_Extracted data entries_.
+ + +

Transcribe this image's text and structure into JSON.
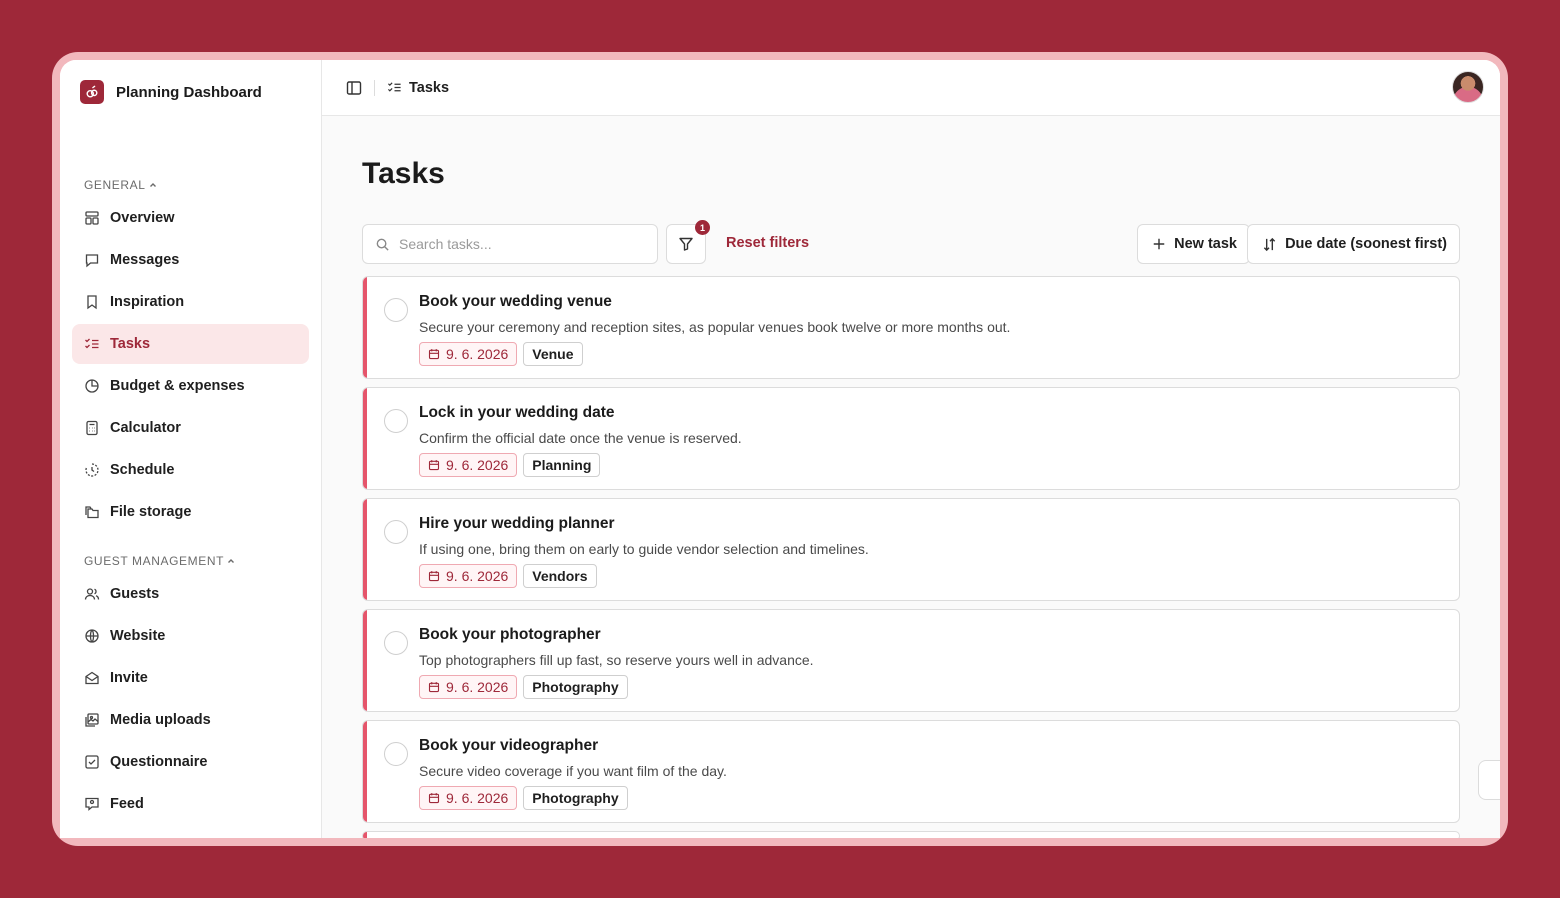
{
  "brand": {
    "name": "Planning Dashboard"
  },
  "sidebar": {
    "sections": [
      {
        "label": "GENERAL",
        "items": [
          {
            "label": "Overview",
            "icon": "layout-icon"
          },
          {
            "label": "Messages",
            "icon": "message-icon"
          },
          {
            "label": "Inspiration",
            "icon": "bookmark-icon"
          },
          {
            "label": "Tasks",
            "icon": "checklist-icon",
            "active": true
          },
          {
            "label": "Budget & expenses",
            "icon": "pie-chart-icon"
          },
          {
            "label": "Calculator",
            "icon": "calculator-icon"
          },
          {
            "label": "Schedule",
            "icon": "clock-icon"
          },
          {
            "label": "File storage",
            "icon": "folders-icon"
          }
        ]
      },
      {
        "label": "GUEST MANAGEMENT",
        "items": [
          {
            "label": "Guests",
            "icon": "users-icon"
          },
          {
            "label": "Website",
            "icon": "globe-icon"
          },
          {
            "label": "Invite",
            "icon": "envelope-icon"
          },
          {
            "label": "Media uploads",
            "icon": "images-icon"
          },
          {
            "label": "Questionnaire",
            "icon": "checkbox-icon"
          },
          {
            "label": "Feed",
            "icon": "feed-icon"
          }
        ]
      }
    ]
  },
  "topbar": {
    "breadcrumb": "Tasks"
  },
  "main": {
    "title": "Tasks",
    "search_placeholder": "Search tasks...",
    "filter_count": "1",
    "reset_label": "Reset filters",
    "new_task_label": "New task",
    "sort_label": "Due date (soonest first)"
  },
  "tasks": [
    {
      "title": "Book your wedding venue",
      "description": "Secure your ceremony and reception sites, as popular venues book twelve or more months out.",
      "date": "9. 6. 2026",
      "category": "Venue"
    },
    {
      "title": "Lock in your wedding date",
      "description": "Confirm the official date once the venue is reserved.",
      "date": "9. 6. 2026",
      "category": "Planning"
    },
    {
      "title": "Hire your wedding planner",
      "description": "If using one, bring them on early to guide vendor selection and timelines.",
      "date": "9. 6. 2026",
      "category": "Vendors"
    },
    {
      "title": "Book your photographer",
      "description": "Top photographers fill up fast, so reserve yours well in advance.",
      "date": "9. 6. 2026",
      "category": "Photography"
    },
    {
      "title": "Book your videographer",
      "description": "Secure video coverage if you want film of the day.",
      "date": "9. 6. 2026",
      "category": "Photography"
    }
  ],
  "colors": {
    "brand": "#9e2839",
    "accent_stripe": "#e5556b",
    "active_bg": "#fbe7e8"
  }
}
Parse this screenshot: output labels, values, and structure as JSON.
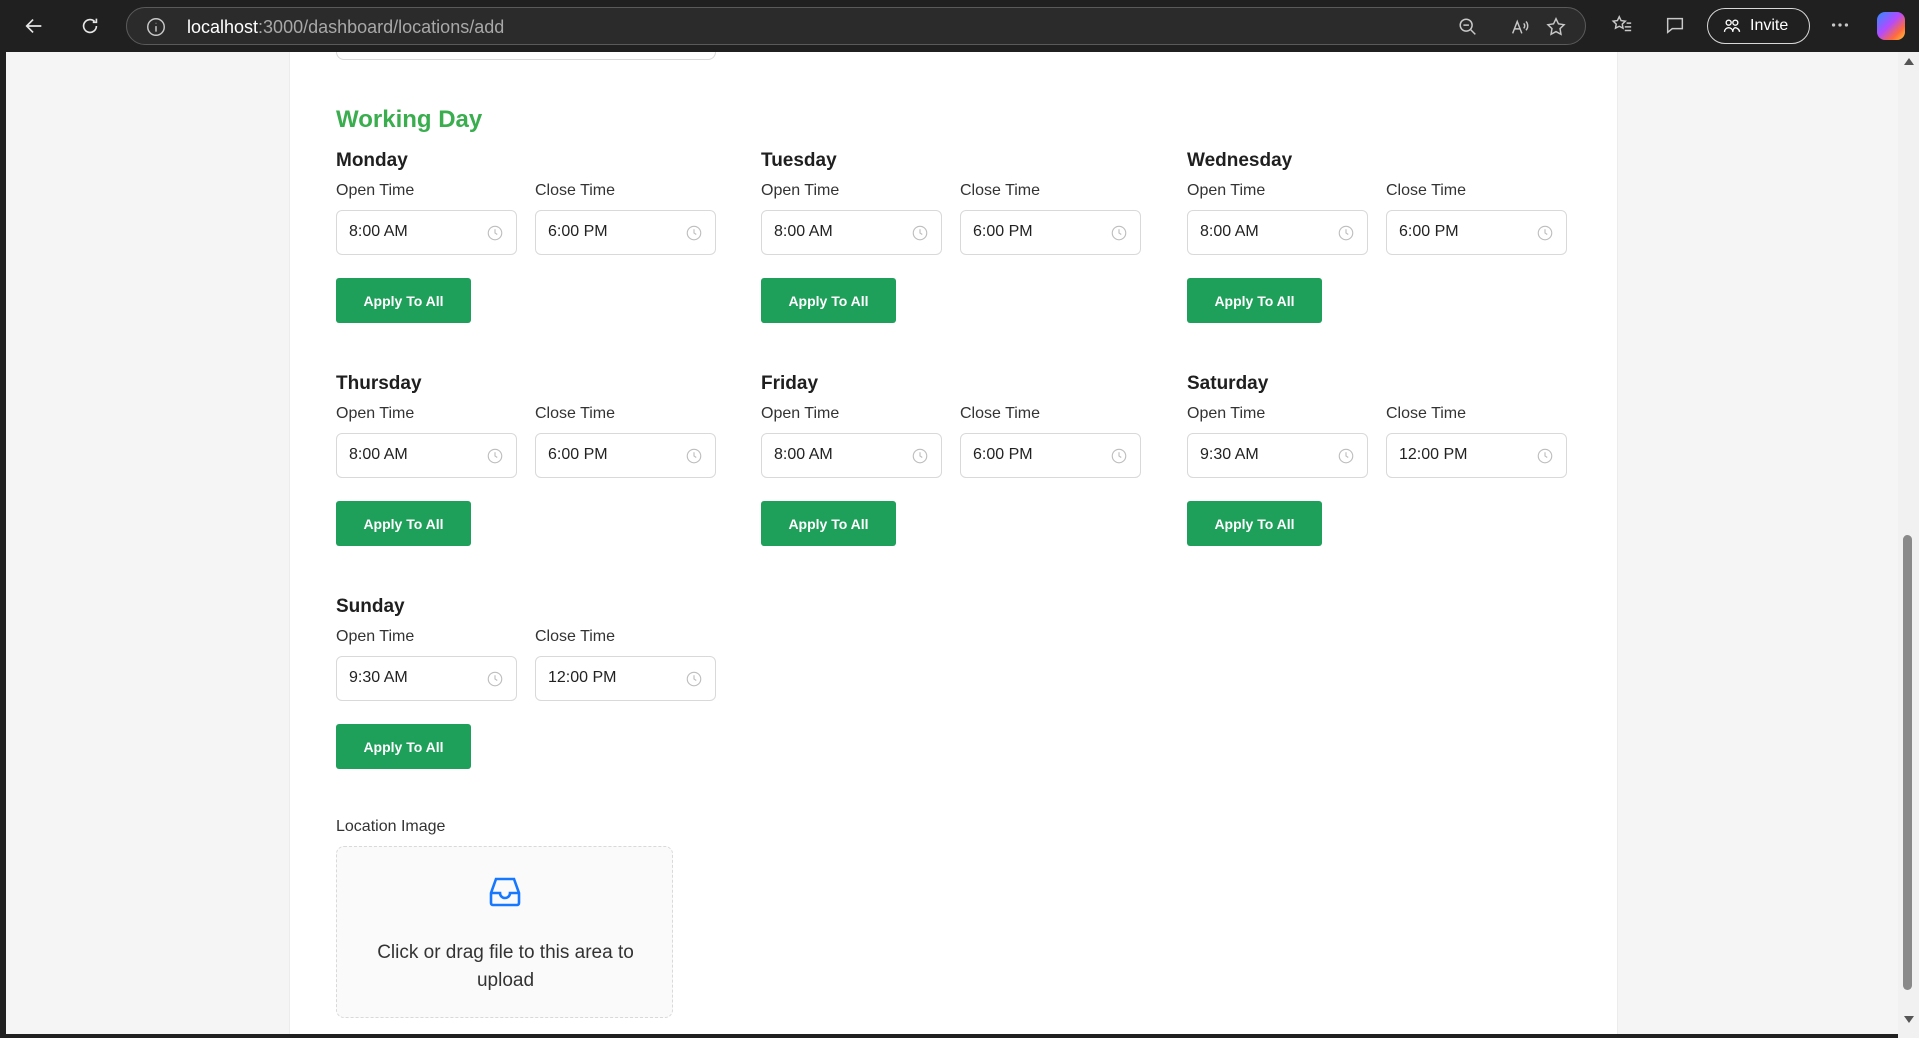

+ + +

_EXERCISE DETAILS_.
All of the data above should be transcribed verbatim, with pictures omitted.

_ANSWER_.
Transcribe this image's text and structure into JSON.
{
  "brand": {
    "name": "Planning Dashboard"
  },
  "sidebar": {
    "sections": [
      {
        "label": "GENERAL",
        "items": [
          {
            "label": "Overview",
            "icon": "layout-icon"
          },
          {
            "label": "Messages",
            "icon": "message-icon"
          },
          {
            "label": "Inspiration",
            "icon": "bookmark-icon"
          },
          {
            "label": "Tasks",
            "icon": "checklist-icon",
            "active": true
          },
          {
            "label": "Budget & expenses",
            "icon": "pie-chart-icon"
          },
          {
            "label": "Calculator",
            "icon": "calculator-icon"
          },
          {
            "label": "Schedule",
            "icon": "clock-icon"
          },
          {
            "label": "File storage",
            "icon": "folders-icon"
          }
        ]
      },
      {
        "label": "GUEST MANAGEMENT",
        "items": [
          {
            "label": "Guests",
            "icon": "users-icon"
          },
          {
            "label": "Website",
            "icon": "globe-icon"
          },
          {
            "label": "Invite",
            "icon": "envelope-icon"
          },
          {
            "label": "Media uploads",
            "icon": "images-icon"
          },
          {
            "label": "Questionnaire",
            "icon": "checkbox-icon"
          },
          {
            "label": "Feed",
            "icon": "feed-icon"
          }
        ]
      }
    ]
  },
  "topbar": {
    "breadcrumb": "Tasks"
  },
  "main": {
    "title": "Tasks",
    "search_placeholder": "Search tasks...",
    "filter_count": "1",
    "reset_label": "Reset filters",
    "new_task_label": "New task",
    "sort_label": "Due date (soonest first)"
  },
  "tasks": [
    {
      "title": "Book your wedding venue",
      "description": "Secure your ceremony and reception sites, as popular venues book twelve or more months out.",
      "date": "9. 6. 2026",
      "category": "Venue"
    },
    {
      "title": "Lock in your wedding date",
      "description": "Confirm the official date once the venue is reserved.",
      "date": "9. 6. 2026",
      "category": "Planning"
    },
    {
      "title": "Hire your wedding planner",
      "description": "If using one, bring them on early to guide vendor selection and timelines.",
      "date": "9. 6. 2026",
      "category": "Vendors"
    },
    {
      "title": "Book your photographer",
      "description": "Top photographers fill up fast, so reserve yours well in advance.",
      "date": "9. 6. 2026",
      "category": "Photography"
    },
    {
      "title": "Book your videographer",
      "description": "Secure video coverage if you want film of the day.",
      "date": "9. 6. 2026",
      "category": "Photography"
    }
  ],
  "colors": {
    "brand": "#9e2839",
    "accent_stripe": "#e5556b",
    "active_bg": "#fbe7e8"
  }
}
Parse this screenshot: output labels, values, and structure as JSON.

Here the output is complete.